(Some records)
_ _ _ _

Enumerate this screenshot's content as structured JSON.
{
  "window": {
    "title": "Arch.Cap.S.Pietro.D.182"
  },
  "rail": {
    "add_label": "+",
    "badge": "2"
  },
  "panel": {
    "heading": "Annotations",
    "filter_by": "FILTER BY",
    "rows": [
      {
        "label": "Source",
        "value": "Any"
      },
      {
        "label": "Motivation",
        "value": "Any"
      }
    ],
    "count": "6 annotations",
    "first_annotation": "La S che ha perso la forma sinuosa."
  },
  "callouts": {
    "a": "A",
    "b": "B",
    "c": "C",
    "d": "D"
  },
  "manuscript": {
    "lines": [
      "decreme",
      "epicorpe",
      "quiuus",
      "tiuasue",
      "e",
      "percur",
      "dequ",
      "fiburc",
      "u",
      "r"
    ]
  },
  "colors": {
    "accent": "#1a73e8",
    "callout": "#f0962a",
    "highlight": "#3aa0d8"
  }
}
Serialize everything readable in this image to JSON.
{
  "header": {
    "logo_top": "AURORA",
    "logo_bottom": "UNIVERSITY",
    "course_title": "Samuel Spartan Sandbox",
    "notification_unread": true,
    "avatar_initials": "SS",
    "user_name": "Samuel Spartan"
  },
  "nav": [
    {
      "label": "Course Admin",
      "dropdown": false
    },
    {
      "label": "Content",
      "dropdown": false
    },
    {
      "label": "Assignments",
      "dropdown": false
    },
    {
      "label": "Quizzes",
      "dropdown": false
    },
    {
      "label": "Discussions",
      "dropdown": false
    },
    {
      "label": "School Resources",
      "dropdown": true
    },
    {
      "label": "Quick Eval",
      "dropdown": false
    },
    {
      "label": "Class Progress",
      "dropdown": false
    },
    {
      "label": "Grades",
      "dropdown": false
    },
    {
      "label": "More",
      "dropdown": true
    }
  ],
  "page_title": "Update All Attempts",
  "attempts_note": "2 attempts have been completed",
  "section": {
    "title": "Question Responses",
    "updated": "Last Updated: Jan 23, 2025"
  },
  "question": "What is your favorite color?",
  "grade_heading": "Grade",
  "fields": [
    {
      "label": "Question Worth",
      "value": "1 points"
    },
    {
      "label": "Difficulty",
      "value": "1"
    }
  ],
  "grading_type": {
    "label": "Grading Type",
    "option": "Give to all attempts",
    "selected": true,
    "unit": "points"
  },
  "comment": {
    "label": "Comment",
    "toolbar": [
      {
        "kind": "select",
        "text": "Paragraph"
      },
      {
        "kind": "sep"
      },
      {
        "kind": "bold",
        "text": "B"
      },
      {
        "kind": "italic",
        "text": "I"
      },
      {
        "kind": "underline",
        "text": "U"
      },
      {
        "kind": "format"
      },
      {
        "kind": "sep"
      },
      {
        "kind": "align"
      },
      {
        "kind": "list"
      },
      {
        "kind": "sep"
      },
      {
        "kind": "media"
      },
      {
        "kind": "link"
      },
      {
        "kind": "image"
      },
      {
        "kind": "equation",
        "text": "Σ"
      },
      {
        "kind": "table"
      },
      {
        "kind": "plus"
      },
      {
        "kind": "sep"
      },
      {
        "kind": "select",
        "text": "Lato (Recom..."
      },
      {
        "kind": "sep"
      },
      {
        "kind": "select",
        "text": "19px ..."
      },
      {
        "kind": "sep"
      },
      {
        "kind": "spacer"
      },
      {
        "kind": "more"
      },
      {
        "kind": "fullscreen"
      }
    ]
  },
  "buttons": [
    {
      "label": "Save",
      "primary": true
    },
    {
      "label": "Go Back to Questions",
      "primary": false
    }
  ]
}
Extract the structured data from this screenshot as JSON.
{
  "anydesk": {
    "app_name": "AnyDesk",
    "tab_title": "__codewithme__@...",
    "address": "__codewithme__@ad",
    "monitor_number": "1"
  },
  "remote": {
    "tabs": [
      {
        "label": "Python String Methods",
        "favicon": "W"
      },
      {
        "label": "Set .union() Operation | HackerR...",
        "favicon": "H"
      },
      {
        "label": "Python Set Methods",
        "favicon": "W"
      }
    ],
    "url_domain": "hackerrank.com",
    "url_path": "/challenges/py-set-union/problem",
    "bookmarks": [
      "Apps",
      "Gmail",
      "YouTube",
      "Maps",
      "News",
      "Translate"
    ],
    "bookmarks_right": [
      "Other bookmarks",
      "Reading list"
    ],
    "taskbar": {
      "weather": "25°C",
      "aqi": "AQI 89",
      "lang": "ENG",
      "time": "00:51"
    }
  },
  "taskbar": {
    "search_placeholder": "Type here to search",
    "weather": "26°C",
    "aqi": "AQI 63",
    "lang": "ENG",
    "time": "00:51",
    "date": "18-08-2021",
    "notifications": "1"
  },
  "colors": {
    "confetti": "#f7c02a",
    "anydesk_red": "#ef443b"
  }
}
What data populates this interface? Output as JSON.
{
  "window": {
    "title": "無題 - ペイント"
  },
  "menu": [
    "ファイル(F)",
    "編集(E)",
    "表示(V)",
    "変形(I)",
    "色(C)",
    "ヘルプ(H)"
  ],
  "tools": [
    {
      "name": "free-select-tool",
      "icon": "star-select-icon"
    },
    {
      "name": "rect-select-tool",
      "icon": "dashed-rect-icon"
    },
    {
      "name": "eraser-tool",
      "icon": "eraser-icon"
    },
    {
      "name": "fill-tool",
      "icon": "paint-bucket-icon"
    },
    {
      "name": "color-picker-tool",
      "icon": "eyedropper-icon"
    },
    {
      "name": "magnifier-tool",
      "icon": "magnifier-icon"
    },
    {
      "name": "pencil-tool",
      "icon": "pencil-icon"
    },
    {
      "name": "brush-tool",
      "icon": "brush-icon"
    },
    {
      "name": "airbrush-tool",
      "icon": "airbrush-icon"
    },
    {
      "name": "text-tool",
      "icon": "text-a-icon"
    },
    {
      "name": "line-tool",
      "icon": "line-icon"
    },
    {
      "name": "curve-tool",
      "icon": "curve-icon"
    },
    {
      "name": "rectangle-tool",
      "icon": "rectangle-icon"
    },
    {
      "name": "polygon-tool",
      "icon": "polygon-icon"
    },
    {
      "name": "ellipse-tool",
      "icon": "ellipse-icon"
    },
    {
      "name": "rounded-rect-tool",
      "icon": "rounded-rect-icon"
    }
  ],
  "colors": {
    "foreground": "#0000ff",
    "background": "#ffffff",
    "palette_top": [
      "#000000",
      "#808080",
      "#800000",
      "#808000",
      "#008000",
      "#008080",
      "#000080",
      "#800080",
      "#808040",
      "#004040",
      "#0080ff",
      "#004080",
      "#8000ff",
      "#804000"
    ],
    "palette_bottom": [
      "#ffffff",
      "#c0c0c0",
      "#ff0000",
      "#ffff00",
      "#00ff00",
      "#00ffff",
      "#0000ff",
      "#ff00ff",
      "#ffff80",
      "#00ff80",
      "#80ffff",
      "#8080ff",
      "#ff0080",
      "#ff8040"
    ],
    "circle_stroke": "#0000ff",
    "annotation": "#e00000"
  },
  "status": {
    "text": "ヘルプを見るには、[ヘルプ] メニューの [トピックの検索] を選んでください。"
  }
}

_ _ _ _

Please reproduce each record precisely as written.

Enumerate this screenshot's content as structured JSON.
{
  "window": {
    "title": "Arch.Cap.S.Pietro.D.182"
  },
  "rail": {
    "add_label": "+",
    "badge": "2"
  },
  "panel": {
    "heading": "Annotations",
    "filter_by": "FILTER BY",
    "rows": [
      {
        "label": "Source",
        "value": "Any"
      },
      {
        "label": "Motivation",
        "value": "Any"
      }
    ],
    "count": "6 annotations",
    "first_annotation": "La S che ha perso la forma sinuosa."
  },
  "callouts": {
    "a": "A",
    "b": "B",
    "c": "C",
    "d": "D"
  },
  "manuscript": {
    "lines": [
      "decreme",
      "epicorpe",
      "quiuus",
      "tiuasue",
      "e",
      "percur",
      "dequ",
      "fiburc",
      "u",
      "r"
    ]
  },
  "colors": {
    "accent": "#1a73e8",
    "callout": "#f0962a",
    "highlight": "#3aa0d8"
  }
}
Serialize everything readable in this image to JSON.
{
  "header": {
    "logo_top": "AURORA",
    "logo_bottom": "UNIVERSITY",
    "course_title": "Samuel Spartan Sandbox",
    "notification_unread": true,
    "avatar_initials": "SS",
    "user_name": "Samuel Spartan"
  },
  "nav": [
    {
      "label": "Course Admin",
      "dropdown": false
    },
    {
      "label": "Content",
      "dropdown": false
    },
    {
      "label": "Assignments",
      "dropdown": false
    },
    {
      "label": "Quizzes",
      "dropdown": false
    },
    {
      "label": "Discussions",
      "dropdown": false
    },
    {
      "label": "School Resources",
      "dropdown": true
    },
    {
      "label": "Quick Eval",
      "dropdown": false
    },
    {
      "label": "Class Progress",
      "dropdown": false
    },
    {
      "label": "Grades",
      "dropdown": false
    },
    {
      "label": "More",
      "dropdown": true
    }
  ],
  "page_title": "Update All Attempts",
  "attempts_note": "2 attempts have been completed",
  "section": {
    "title": "Question Responses",
    "updated": "Last Updated: Jan 23, 2025"
  },
  "question": "What is your favorite color?",
  "grade_heading": "Grade",
  "fields": [
    {
      "label": "Question Worth",
      "value": "1 points"
    },
    {
      "label": "Difficulty",
      "value": "1"
    }
  ],
  "grading_type": {
    "label": "Grading Type",
    "option": "Give to all attempts",
    "selected": true,
    "unit": "points"
  },
  "comment": {
    "label": "Comment",
    "toolbar": [
      {
        "kind": "select",
        "text": "Paragraph"
      },
      {
        "kind": "sep"
      },
      {
        "kind": "bold",
        "text": "B"
      },
      {
        "kind": "italic",
        "text": "I"
      },
      {
        "kind": "underline",
        "text": "U"
      },
      {
        "kind": "format"
      },
      {
        "kind": "sep"
      },
      {
        "kind": "align"
      },
      {
        "kind": "list"
      },
      {
        "kind": "sep"
      },
      {
        "kind": "media"
      },
      {
        "kind": "link"
      },
      {
        "kind": "image"
      },
      {
        "kind": "equation",
        "text": "Σ"
      },
      {
        "kind": "table"
      },
      {
        "kind": "plus"
      },
      {
        "kind": "sep"
      },
      {
        "kind": "select",
        "text": "Lato (Recom..."
      },
      {
        "kind": "sep"
      },
      {
        "kind": "select",
        "text": "19px ..."
      },
      {
        "kind": "sep"
      },
      {
        "kind": "spacer"
      },
      {
        "kind": "more"
      },
      {
        "kind": "fullscreen"
      }
    ]
  },
  "buttons": [
    {
      "label": "Save",
      "primary": true
    },
    {
      "label": "Go Back to Questions",
      "primary": false
    }
  ]
}
Extract the structured data from this screenshot as JSON.
{
  "anydesk": {
    "app_name": "AnyDesk",
    "tab_title": "__codewithme__@...",
    "address": "__codewithme__@ad",
    "monitor_number": "1"
  },
  "remote": {
    "tabs": [
      {
        "label": "Python String Methods",
        "favicon": "W"
      },
      {
        "label": "Set .union() Operation | HackerR...",
        "favicon": "H"
      },
      {
        "label": "Python Set Methods",
        "favicon": "W"
      }
    ],
    "url_domain": "hackerrank.com",
    "url_path": "/challenges/py-set-union/problem",
    "bookmarks": [
      "Apps",
      "Gmail",
      "YouTube",
      "Maps",
      "News",
      "Translate"
    ],
    "bookmarks_right": [
      "Other bookmarks",
      "Reading list"
    ],
    "taskbar": {
      "weather": "25°C",
      "aqi": "AQI 89",
      "lang": "ENG",
      "time": "00:51"
    }
  },
  "taskbar": {
    "search_placeholder": "Type here to search",
    "weather": "26°C",
    "aqi": "AQI 63",
    "lang": "ENG",
    "time": "00:51",
    "date": "18-08-2021",
    "notifications": "1"
  },
  "colors": {
    "confetti": "#f7c02a",
    "anydesk_red": "#ef443b"
  }
}
What data populates this interface? Output as JSON.
{
  "window": {
    "title": "無題 - ペイント"
  },
  "menu": [
    "ファイル(F)",
    "編集(E)",
    "表示(V)",
    "変形(I)",
    "色(C)",
    "ヘルプ(H)"
  ],
  "tools": [
    {
      "name": "free-select-tool",
      "icon": "star-select-icon"
    },
    {
      "name": "rect-select-tool",
      "icon": "dashed-rect-icon"
    },
    {
      "name": "eraser-tool",
      "icon": "eraser-icon"
    },
    {
      "name": "fill-tool",
      "icon": "paint-bucket-icon"
    },
    {
      "name": "color-picker-tool",
      "icon": "eyedropper-icon"
    },
    {
      "name": "magnifier-tool",
      "icon": "magnifier-icon"
    },
    {
      "name": "pencil-tool",
      "icon": "pencil-icon"
    },
    {
      "name": "brush-tool",
      "icon": "brush-icon"
    },
    {
      "name": "airbrush-tool",
      "icon": "airbrush-icon"
    },
    {
      "name": "text-tool",
      "icon": "text-a-icon"
    },
    {
      "name": "line-tool",
      "icon": "line-icon"
    },
    {
      "name": "curve-tool",
      "icon": "curve-icon"
    },
    {
      "name": "rectangle-tool",
      "icon": "rectangle-icon"
    },
    {
      "name": "polygon-tool",
      "icon": "polygon-icon"
    },
    {
      "name": "ellipse-tool",
      "icon": "ellipse-icon"
    },
    {
      "name": "rounded-rect-tool",
      "icon": "rounded-rect-icon"
    }
  ],
  "colors": {
    "foreground": "#0000ff",
    "background": "#ffffff",
    "palette_top": [
      "#000000",
      "#808080",
      "#800000",
      "#808000",
      "#008000",
      "#008080",
      "#000080",
      "#800080",
      "#808040",
      "#004040",
      "#0080ff",
      "#004080",
      "#8000ff",
      "#804000"
    ],
    "palette_bottom": [
      "#ffffff",
      "#c0c0c0",
      "#ff0000",
      "#ffff00",
      "#00ff00",
      "#00ffff",
      "#0000ff",
      "#ff00ff",
      "#ffff80",
      "#00ff80",
      "#80ffff",
      "#8080ff",
      "#ff0080",
      "#ff8040"
    ],
    "circle_stroke": "#0000ff",
    "annotation": "#e00000"
  },
  "status": {
    "text": "ヘルプを見るには、[ヘルプ] メニューの [トピックの検索] を選んでください。"
  }
}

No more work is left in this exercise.